## What the task asks
Return the lines below that carry the word "Extract".

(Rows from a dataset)
──────────

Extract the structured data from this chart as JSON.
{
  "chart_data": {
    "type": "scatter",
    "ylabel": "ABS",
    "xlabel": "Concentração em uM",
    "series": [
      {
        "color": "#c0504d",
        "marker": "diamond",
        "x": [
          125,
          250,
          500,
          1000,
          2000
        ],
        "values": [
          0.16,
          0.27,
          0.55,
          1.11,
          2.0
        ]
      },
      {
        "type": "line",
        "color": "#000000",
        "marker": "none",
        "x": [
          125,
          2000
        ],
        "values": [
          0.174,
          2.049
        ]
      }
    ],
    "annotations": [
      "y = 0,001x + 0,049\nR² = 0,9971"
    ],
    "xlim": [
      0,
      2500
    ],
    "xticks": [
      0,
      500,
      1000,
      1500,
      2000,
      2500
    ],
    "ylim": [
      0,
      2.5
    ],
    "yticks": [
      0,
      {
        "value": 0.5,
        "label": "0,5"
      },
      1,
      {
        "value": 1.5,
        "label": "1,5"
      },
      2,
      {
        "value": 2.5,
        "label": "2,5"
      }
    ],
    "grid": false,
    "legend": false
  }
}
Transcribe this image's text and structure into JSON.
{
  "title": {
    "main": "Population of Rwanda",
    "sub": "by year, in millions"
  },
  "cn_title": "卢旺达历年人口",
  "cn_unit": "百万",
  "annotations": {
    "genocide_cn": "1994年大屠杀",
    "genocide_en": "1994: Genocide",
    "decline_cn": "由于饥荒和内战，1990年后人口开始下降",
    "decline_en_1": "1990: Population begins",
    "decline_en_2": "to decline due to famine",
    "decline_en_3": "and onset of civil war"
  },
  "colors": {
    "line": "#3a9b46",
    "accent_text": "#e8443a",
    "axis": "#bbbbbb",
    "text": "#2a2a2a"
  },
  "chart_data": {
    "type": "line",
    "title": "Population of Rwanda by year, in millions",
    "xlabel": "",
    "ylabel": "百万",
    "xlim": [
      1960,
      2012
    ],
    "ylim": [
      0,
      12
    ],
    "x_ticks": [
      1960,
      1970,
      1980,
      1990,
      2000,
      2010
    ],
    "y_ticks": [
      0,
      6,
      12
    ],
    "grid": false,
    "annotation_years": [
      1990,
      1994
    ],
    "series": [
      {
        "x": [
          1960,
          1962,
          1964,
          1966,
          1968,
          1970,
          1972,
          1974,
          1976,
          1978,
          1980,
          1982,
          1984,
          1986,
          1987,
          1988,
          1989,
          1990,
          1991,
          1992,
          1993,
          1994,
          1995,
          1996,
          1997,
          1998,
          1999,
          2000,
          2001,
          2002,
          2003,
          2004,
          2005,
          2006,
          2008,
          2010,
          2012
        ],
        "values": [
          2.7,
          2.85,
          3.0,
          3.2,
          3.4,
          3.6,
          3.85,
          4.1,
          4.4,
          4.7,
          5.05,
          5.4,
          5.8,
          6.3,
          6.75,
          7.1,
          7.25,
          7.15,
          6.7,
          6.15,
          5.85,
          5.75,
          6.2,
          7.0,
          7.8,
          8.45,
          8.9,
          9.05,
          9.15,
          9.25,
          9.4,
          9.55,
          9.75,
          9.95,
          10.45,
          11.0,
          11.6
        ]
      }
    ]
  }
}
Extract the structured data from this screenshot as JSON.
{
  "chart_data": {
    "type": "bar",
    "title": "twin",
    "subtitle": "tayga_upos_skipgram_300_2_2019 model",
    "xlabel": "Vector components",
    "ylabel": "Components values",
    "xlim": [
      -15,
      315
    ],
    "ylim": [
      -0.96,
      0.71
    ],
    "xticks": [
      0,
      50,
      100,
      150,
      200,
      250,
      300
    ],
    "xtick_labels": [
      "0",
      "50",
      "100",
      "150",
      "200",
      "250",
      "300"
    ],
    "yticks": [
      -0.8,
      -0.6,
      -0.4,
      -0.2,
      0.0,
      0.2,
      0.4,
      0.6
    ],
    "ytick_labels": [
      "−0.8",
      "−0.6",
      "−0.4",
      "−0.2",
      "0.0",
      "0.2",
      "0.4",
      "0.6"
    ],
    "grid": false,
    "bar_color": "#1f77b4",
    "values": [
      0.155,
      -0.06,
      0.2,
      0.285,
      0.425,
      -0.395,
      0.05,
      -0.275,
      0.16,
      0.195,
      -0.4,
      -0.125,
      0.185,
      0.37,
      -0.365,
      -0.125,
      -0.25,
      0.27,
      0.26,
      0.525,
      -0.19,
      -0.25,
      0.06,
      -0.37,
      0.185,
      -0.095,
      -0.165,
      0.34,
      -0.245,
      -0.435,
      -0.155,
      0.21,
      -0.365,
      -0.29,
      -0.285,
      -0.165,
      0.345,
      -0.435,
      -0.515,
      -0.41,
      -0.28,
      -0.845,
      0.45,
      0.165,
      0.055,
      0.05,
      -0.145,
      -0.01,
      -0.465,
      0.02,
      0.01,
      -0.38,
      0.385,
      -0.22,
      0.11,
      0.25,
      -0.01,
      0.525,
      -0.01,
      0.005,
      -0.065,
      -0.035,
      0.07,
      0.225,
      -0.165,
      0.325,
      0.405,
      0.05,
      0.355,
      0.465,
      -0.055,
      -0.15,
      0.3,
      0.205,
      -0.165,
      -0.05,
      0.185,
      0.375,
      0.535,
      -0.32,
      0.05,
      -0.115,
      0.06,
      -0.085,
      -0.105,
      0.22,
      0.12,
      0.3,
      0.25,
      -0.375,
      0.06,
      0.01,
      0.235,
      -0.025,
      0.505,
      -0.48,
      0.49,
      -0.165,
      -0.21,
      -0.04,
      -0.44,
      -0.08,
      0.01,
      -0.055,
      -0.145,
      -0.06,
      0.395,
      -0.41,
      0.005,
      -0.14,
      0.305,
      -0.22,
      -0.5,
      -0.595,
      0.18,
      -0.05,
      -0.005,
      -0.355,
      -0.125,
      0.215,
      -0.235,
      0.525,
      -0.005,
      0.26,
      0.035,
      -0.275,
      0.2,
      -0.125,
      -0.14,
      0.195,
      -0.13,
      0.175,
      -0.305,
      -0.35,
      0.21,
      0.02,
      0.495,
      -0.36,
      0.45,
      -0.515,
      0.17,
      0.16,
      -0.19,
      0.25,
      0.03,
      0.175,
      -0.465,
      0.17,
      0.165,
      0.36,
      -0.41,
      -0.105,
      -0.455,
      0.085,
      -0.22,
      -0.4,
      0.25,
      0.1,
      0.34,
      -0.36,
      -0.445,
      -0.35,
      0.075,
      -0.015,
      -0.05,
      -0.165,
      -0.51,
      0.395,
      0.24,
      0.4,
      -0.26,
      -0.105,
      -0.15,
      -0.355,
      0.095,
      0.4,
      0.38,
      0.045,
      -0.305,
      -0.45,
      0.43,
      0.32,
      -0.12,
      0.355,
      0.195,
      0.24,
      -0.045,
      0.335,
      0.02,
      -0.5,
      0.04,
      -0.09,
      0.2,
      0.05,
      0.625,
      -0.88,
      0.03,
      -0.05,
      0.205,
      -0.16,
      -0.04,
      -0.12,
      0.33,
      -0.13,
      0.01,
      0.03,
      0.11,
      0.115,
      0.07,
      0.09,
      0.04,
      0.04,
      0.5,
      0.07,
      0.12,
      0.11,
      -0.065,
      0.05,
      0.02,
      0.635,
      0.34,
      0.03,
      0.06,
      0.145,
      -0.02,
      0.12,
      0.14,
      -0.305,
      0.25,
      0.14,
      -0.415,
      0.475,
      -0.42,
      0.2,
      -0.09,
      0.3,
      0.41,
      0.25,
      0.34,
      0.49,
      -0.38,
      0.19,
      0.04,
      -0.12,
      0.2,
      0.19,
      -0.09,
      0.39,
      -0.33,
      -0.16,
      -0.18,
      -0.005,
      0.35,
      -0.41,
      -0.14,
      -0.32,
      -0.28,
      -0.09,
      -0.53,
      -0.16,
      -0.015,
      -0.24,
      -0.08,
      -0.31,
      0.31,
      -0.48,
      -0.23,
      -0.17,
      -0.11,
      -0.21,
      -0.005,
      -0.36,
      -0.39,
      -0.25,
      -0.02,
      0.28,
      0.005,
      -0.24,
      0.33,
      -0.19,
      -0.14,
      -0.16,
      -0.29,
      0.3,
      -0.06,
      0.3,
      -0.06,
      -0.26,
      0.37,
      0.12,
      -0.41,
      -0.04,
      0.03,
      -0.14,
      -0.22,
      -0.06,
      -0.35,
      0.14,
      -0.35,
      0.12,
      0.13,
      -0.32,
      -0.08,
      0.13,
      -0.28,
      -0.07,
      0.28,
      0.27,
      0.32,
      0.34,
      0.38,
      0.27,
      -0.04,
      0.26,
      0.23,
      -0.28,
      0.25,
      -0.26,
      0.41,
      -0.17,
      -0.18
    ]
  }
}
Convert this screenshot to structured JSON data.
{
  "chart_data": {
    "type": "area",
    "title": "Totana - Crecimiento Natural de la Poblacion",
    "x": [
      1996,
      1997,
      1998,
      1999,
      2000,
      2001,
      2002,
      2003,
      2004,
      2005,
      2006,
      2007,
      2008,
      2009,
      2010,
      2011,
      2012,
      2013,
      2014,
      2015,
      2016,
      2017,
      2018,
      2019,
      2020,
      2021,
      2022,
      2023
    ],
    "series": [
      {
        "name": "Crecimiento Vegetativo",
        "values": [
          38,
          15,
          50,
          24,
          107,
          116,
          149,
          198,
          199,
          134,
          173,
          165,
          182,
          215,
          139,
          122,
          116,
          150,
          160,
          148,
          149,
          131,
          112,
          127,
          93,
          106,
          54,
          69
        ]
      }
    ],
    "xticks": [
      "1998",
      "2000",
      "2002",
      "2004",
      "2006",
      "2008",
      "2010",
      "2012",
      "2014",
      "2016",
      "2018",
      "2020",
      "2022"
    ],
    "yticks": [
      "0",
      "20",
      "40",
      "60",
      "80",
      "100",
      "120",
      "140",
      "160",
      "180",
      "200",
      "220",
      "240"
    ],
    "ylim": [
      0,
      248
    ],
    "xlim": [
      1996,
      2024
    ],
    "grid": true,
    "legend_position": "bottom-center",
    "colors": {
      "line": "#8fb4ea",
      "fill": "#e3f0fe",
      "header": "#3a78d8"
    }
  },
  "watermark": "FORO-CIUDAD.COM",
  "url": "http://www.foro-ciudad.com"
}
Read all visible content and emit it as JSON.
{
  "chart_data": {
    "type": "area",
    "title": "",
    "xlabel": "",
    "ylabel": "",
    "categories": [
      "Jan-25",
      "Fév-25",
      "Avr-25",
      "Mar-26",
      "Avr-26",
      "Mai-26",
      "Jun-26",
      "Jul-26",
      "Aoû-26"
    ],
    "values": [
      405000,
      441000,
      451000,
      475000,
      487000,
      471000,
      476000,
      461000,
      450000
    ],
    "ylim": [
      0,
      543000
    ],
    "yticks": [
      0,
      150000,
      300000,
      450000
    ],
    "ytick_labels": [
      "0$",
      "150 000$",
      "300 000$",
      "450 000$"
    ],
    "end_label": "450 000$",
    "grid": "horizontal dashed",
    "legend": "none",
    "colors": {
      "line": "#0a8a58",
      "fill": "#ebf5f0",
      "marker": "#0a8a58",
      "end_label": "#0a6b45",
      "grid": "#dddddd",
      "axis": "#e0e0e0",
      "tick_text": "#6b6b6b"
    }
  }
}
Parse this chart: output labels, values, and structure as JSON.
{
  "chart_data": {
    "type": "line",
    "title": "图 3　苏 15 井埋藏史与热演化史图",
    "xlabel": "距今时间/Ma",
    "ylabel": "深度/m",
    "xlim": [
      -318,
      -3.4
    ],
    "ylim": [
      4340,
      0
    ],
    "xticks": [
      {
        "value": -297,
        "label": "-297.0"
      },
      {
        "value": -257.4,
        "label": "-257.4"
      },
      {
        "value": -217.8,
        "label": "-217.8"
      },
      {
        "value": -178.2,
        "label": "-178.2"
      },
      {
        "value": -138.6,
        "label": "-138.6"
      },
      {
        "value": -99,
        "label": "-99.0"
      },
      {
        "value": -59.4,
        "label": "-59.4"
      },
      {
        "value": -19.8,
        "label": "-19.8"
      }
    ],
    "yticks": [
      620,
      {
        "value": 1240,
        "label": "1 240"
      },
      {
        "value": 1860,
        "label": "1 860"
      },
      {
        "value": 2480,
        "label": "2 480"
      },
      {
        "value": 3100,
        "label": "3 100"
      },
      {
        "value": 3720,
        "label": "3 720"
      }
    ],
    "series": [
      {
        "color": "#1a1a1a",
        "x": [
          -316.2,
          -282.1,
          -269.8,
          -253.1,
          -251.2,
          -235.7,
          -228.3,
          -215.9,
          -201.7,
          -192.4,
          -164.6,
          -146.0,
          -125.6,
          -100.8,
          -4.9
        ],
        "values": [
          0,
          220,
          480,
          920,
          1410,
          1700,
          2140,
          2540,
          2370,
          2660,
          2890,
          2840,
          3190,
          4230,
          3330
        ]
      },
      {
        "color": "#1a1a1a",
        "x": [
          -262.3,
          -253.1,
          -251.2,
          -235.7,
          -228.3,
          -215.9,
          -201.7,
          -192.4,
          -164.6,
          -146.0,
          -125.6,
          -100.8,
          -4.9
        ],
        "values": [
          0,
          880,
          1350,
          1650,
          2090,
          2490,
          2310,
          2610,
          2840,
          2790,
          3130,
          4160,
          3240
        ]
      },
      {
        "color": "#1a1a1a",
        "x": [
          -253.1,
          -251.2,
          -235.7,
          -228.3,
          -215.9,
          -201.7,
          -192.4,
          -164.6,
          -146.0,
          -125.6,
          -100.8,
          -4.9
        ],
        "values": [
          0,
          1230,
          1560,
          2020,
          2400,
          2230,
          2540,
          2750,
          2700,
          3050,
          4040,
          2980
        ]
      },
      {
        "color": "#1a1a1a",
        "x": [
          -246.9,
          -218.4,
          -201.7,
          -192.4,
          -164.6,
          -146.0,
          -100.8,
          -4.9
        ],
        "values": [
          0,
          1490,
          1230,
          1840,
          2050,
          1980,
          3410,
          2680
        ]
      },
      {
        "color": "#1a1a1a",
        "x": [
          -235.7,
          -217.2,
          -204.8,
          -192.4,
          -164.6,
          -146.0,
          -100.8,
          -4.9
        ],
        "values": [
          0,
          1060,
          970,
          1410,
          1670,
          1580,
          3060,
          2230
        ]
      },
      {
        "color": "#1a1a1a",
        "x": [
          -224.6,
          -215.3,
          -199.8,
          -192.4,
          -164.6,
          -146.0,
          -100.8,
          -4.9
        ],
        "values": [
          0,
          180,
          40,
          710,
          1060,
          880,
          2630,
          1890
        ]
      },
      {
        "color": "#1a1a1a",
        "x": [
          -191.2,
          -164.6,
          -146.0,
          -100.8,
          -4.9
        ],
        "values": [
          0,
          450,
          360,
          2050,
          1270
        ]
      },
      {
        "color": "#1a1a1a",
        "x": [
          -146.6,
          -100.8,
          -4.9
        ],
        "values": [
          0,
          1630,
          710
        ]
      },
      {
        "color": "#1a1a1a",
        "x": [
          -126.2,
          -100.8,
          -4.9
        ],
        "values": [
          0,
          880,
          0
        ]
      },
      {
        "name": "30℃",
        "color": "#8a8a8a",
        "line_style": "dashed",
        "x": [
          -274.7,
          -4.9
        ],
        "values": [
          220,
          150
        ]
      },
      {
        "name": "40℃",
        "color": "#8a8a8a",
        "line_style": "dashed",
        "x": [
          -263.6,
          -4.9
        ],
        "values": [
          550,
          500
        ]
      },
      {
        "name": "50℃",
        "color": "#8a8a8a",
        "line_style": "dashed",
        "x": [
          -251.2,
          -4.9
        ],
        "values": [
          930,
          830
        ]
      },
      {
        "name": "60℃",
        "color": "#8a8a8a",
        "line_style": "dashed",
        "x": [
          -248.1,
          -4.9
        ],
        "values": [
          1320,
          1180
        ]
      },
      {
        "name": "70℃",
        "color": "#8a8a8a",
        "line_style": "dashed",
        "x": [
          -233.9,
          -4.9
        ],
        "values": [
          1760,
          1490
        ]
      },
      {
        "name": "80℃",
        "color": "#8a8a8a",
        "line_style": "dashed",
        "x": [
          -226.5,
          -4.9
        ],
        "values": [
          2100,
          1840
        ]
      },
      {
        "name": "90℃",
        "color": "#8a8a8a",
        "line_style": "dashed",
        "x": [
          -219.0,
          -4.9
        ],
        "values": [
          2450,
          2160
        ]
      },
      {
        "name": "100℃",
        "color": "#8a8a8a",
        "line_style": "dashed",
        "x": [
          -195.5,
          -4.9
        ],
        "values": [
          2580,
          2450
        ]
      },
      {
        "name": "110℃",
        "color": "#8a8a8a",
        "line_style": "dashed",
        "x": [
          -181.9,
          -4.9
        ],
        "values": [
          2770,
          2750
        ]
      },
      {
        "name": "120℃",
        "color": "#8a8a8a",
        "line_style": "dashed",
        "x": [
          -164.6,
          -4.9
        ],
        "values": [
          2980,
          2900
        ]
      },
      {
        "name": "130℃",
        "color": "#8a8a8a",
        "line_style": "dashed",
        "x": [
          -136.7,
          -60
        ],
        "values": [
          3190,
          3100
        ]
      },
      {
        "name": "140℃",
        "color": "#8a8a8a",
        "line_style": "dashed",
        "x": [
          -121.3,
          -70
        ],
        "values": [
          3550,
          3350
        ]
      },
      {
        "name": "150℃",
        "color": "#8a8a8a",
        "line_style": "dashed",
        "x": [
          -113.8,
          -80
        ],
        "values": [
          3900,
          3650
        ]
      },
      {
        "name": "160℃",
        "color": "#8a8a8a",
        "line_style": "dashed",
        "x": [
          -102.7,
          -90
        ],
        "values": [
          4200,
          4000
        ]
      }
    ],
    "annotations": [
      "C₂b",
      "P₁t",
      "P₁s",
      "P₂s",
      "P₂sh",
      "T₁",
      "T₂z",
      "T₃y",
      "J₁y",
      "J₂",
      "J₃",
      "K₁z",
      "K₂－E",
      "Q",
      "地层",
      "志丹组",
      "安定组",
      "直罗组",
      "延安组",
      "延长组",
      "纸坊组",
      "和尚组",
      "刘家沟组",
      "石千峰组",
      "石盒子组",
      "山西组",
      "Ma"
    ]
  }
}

──────────

## Solution for this task
Extract the structured data from this chart as JSON.
Extract the structured data from this screenshot as JSON.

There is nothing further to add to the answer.